# Start of LISTED ENTRIES
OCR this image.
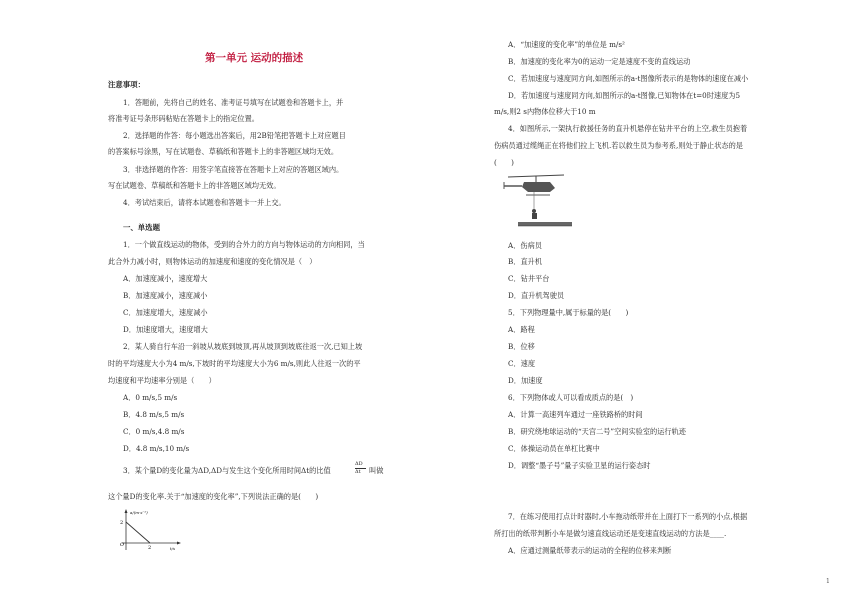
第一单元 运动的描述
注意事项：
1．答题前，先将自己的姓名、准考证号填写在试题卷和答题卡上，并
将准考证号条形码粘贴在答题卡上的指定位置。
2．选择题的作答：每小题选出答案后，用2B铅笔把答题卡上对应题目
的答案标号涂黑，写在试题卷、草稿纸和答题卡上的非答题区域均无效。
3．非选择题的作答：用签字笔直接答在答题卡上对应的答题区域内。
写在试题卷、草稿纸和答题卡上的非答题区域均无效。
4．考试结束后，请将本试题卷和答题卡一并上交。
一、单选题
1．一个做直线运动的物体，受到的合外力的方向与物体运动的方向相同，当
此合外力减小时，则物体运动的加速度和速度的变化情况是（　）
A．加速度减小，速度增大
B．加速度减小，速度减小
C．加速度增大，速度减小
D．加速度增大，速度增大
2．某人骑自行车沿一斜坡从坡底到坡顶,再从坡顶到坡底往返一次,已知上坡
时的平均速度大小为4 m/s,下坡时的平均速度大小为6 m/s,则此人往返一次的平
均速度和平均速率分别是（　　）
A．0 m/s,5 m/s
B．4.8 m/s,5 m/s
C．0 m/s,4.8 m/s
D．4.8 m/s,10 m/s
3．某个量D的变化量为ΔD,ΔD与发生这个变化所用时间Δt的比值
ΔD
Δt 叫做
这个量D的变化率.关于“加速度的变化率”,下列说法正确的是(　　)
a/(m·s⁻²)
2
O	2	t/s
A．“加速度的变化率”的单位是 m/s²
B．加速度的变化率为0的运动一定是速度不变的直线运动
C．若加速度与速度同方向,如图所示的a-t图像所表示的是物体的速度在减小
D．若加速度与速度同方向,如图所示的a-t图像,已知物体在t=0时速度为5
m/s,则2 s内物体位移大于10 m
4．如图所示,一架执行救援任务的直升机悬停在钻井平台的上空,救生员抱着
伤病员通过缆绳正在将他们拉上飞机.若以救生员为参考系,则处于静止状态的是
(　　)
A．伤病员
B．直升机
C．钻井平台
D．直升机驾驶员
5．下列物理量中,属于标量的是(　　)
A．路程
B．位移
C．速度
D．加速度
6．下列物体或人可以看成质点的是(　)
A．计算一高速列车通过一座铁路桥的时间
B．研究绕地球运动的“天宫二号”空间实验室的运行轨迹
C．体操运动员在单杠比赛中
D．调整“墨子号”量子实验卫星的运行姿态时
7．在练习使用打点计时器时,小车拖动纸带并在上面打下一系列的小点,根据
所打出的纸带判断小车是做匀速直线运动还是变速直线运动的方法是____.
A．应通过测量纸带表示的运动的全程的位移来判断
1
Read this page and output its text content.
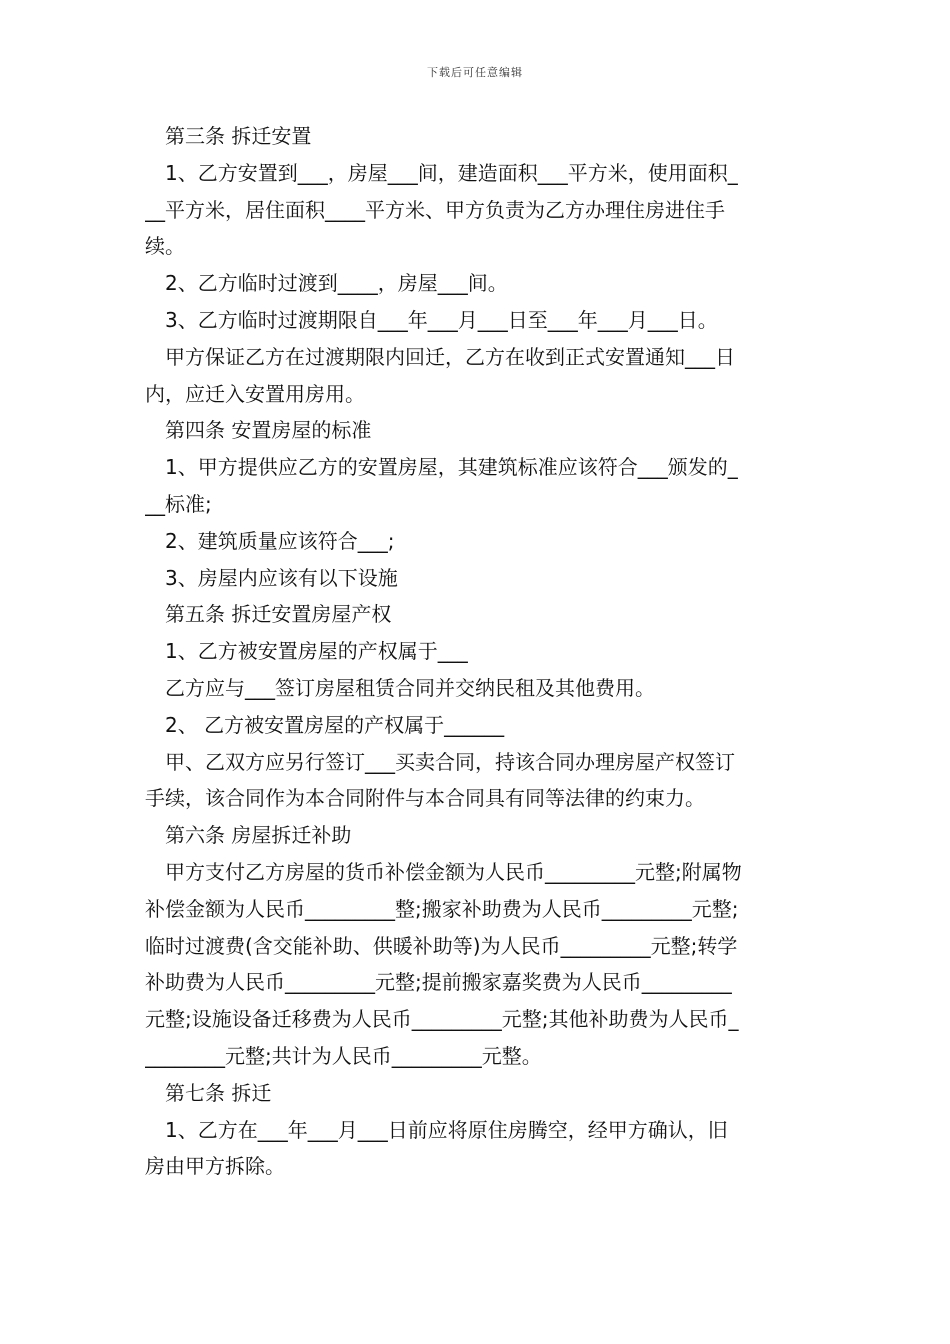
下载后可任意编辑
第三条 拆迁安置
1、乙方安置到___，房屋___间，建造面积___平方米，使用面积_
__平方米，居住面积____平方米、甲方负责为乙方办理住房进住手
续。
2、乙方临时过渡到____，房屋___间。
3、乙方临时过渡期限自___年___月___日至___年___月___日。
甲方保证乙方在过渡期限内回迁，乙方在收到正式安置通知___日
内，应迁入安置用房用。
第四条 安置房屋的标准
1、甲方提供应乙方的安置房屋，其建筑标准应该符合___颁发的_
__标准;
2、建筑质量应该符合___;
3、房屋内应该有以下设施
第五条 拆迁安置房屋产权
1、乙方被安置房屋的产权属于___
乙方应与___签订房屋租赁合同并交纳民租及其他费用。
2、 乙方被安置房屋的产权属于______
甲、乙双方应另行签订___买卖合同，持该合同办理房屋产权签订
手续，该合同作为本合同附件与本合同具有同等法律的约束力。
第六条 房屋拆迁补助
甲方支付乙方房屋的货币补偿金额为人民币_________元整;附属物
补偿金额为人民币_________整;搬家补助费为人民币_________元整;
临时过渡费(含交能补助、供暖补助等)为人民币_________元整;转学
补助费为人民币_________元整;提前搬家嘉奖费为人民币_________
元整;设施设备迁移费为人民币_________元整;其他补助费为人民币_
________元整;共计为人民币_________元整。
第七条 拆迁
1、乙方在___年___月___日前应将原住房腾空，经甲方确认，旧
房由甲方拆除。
# End of LISTED ENTRIES
# Start of LISTED ENTRIES
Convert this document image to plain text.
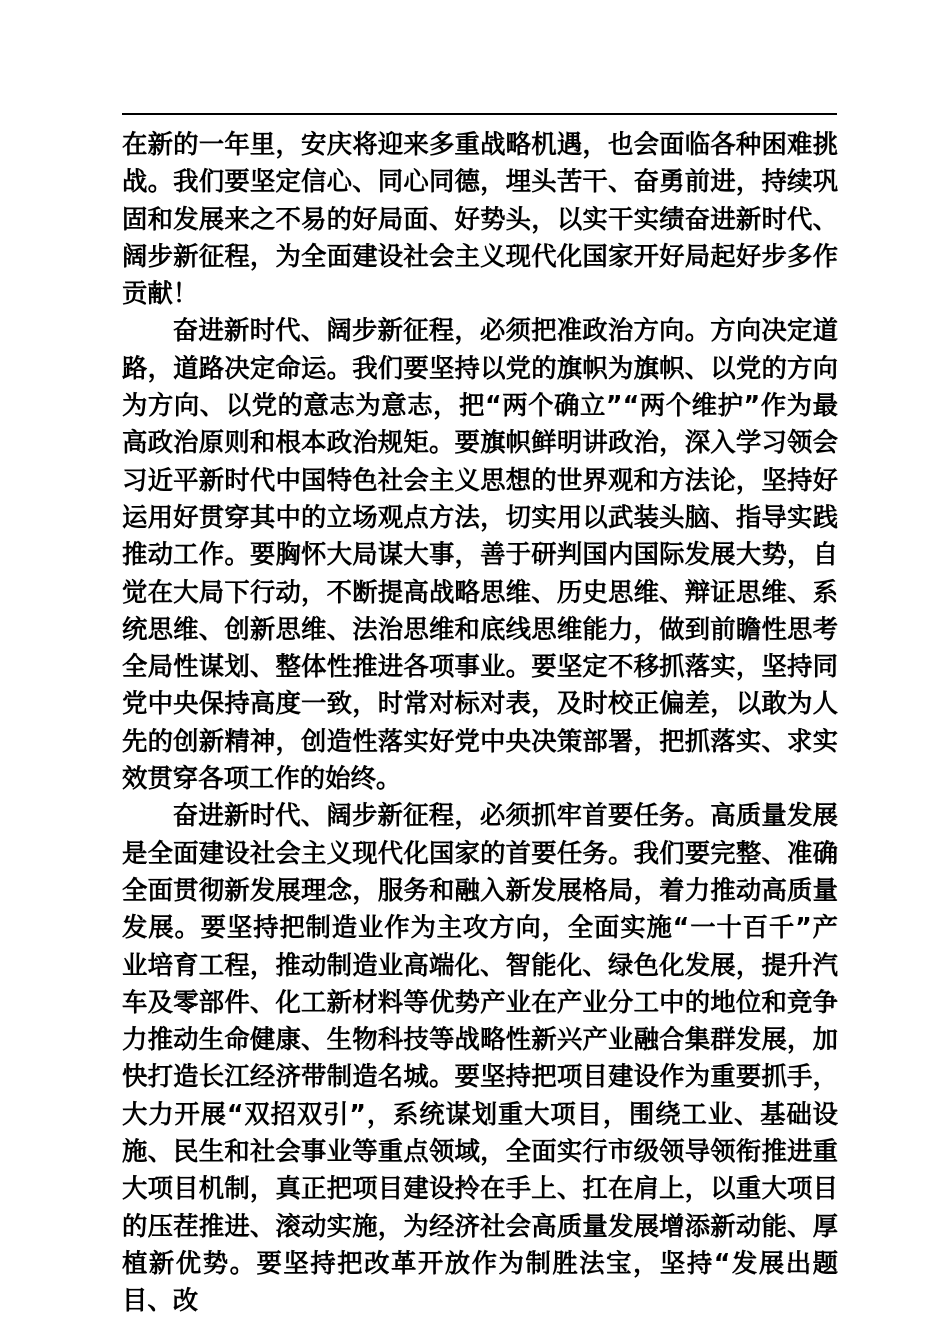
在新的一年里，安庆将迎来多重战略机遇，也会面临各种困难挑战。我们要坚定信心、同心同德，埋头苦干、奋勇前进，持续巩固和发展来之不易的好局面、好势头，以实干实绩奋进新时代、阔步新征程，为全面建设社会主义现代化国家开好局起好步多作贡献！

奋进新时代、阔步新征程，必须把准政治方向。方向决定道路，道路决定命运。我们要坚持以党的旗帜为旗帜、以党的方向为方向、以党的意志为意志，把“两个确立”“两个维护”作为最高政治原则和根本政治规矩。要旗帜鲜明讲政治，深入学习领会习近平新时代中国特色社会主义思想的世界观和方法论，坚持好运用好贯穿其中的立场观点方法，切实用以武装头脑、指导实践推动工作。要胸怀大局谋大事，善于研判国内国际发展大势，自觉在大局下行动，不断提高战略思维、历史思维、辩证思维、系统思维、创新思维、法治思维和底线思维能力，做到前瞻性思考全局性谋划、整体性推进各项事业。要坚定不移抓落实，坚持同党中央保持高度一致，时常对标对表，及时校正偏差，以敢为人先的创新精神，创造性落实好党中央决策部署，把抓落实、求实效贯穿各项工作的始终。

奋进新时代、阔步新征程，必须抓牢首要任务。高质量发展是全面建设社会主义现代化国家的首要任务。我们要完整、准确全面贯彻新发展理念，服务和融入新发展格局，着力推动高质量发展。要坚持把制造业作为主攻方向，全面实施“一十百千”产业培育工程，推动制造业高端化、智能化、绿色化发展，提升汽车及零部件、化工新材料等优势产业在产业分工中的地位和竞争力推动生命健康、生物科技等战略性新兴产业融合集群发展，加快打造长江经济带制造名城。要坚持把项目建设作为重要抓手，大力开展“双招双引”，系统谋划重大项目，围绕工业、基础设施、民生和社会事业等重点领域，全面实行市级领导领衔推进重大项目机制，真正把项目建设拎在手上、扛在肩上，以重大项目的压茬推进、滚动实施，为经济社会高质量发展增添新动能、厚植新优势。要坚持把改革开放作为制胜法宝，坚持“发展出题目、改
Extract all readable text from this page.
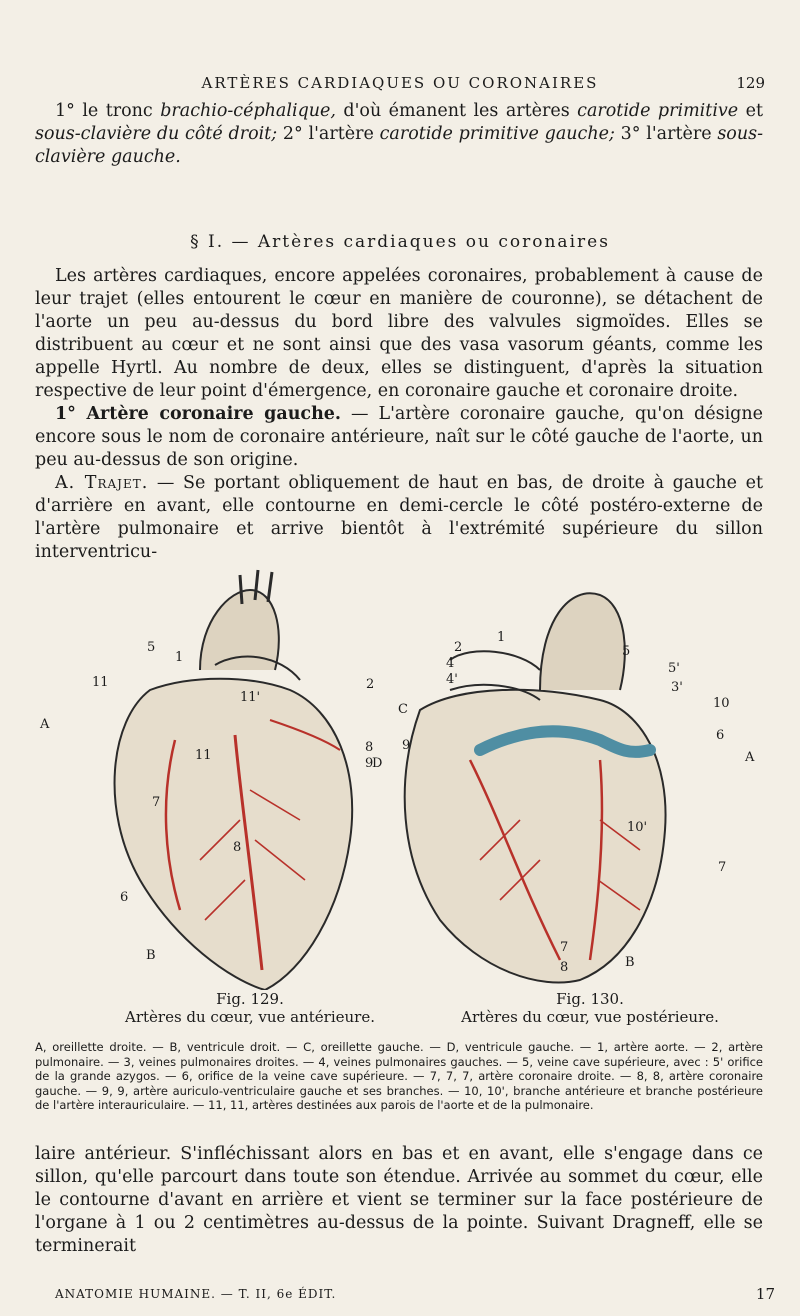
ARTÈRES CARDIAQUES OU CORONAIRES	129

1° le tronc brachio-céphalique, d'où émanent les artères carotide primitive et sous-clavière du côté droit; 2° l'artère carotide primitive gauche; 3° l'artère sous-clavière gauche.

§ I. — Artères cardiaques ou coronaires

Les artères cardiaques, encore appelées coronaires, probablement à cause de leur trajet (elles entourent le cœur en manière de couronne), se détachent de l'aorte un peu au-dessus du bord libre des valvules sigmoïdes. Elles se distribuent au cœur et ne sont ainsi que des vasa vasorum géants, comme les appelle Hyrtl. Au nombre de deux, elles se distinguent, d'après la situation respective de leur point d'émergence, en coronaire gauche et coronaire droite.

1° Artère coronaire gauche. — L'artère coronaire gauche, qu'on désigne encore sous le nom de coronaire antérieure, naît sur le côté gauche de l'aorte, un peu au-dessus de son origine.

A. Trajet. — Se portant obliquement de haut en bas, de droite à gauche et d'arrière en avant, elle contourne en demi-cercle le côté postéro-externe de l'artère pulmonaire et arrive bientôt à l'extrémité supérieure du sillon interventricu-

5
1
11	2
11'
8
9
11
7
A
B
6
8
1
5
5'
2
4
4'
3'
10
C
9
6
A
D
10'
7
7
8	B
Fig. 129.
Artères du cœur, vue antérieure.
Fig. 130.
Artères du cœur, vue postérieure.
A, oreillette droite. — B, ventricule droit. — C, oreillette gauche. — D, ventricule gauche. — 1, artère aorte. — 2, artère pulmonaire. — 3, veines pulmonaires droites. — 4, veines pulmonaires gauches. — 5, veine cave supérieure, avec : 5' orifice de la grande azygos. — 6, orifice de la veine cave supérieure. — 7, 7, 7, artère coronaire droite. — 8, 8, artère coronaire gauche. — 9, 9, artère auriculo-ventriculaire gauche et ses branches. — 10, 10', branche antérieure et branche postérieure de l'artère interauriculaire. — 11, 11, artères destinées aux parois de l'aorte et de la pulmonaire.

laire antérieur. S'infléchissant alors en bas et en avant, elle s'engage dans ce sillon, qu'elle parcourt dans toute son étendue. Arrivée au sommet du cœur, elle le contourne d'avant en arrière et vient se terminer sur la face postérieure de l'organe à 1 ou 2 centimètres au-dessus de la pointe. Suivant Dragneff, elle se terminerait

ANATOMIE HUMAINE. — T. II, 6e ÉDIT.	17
# End of LISTED ENTRIES
# Start of LISTED ENTRIES
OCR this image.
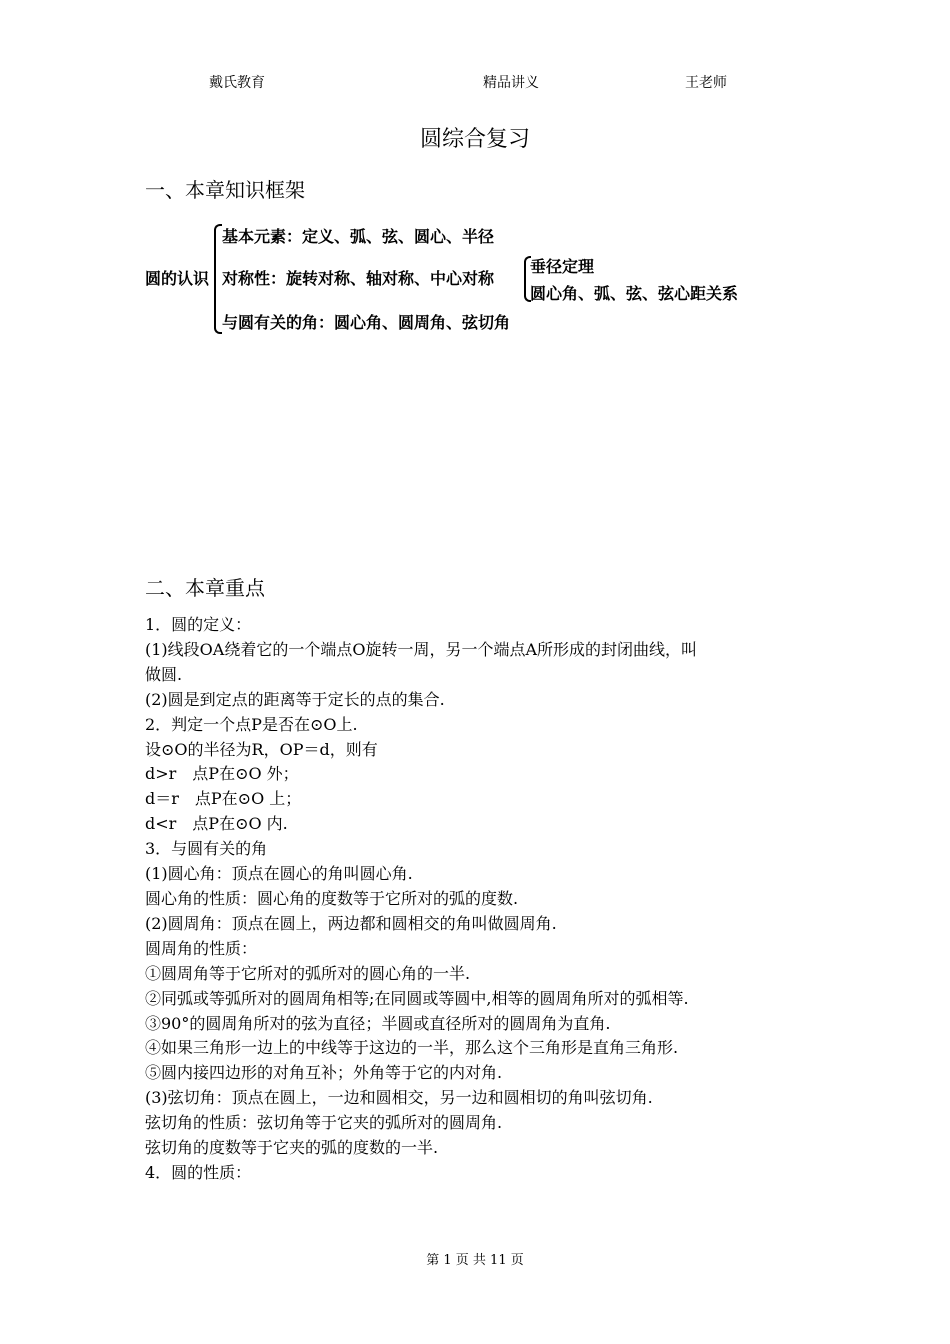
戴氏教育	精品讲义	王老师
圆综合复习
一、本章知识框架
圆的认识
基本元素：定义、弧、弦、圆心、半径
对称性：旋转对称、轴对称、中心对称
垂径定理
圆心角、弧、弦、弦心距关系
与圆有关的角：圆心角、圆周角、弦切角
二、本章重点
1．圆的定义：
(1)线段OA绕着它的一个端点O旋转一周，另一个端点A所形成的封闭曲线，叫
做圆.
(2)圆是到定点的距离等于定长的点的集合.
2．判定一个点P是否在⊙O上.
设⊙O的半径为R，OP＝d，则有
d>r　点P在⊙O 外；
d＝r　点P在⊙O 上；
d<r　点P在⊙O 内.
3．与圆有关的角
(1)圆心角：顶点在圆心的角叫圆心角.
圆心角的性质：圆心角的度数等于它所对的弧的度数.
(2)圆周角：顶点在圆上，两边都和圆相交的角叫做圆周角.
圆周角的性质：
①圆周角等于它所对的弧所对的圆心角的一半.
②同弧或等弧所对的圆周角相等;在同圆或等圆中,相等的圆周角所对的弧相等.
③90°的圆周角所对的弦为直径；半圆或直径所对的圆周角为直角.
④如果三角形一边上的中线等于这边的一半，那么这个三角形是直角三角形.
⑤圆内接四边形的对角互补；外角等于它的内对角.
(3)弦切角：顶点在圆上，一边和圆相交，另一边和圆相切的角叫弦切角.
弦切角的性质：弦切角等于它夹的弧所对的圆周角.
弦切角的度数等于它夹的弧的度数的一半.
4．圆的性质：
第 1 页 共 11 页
# End of LISTED ENTRIES
:: WHAT YOU ARE ASKED TO DO ::
Collect every line above that contains the word "avant".

:: THE RESULT ::
A. Trajet. — Se portant obliquement de haut en bas, de droite à gauche et d'arrière en avant, elle contourne en demi-cercle le côté postéro-externe de l'artère pulmonaire et arrive bientôt à l'extrémité supérieure du sillon interventricu-
laire antérieur. S'infléchissant alors en bas et en avant, elle s'engage dans ce sillon, qu'elle parcourt dans toute son étendue. Arrivée au sommet du cœur, elle le contourne d'avant en arrière et vient se terminer sur la face postérieure de l'organe à 1 ou 2 centimètres au-dessus de la pointe. Suivant Dragneff, elle se terminerait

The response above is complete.